| Directions for this task |
Please copy out every line in the records below that includes the word "Risk".

| Supplied material |

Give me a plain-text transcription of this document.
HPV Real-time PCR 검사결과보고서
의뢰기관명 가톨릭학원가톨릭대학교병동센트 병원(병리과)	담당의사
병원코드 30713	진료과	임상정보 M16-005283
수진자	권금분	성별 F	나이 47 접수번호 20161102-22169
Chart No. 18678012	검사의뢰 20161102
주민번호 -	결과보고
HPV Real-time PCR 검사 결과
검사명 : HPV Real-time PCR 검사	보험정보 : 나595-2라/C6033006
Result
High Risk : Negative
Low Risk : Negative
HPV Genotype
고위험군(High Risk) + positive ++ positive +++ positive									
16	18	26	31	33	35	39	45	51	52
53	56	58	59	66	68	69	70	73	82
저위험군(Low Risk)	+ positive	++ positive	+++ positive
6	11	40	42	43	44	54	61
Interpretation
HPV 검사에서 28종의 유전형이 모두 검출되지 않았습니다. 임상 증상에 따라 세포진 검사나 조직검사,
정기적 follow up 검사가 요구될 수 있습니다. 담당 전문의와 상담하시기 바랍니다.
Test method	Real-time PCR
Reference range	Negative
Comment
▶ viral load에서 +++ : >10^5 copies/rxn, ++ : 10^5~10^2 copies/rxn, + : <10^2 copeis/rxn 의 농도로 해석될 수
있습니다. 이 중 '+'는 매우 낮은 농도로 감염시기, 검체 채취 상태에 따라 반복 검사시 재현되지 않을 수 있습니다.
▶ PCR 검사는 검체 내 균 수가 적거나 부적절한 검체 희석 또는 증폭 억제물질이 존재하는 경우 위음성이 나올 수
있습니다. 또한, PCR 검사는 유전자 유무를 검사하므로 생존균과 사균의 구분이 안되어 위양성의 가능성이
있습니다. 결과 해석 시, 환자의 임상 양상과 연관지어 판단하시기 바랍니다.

| Result |
High Risk : Negative
Low Risk : Negative
고위험군(High Risk) + positive ++ positive +++ positive									
저위험군(Low Risk)	+ positive	++ positive	+++ positive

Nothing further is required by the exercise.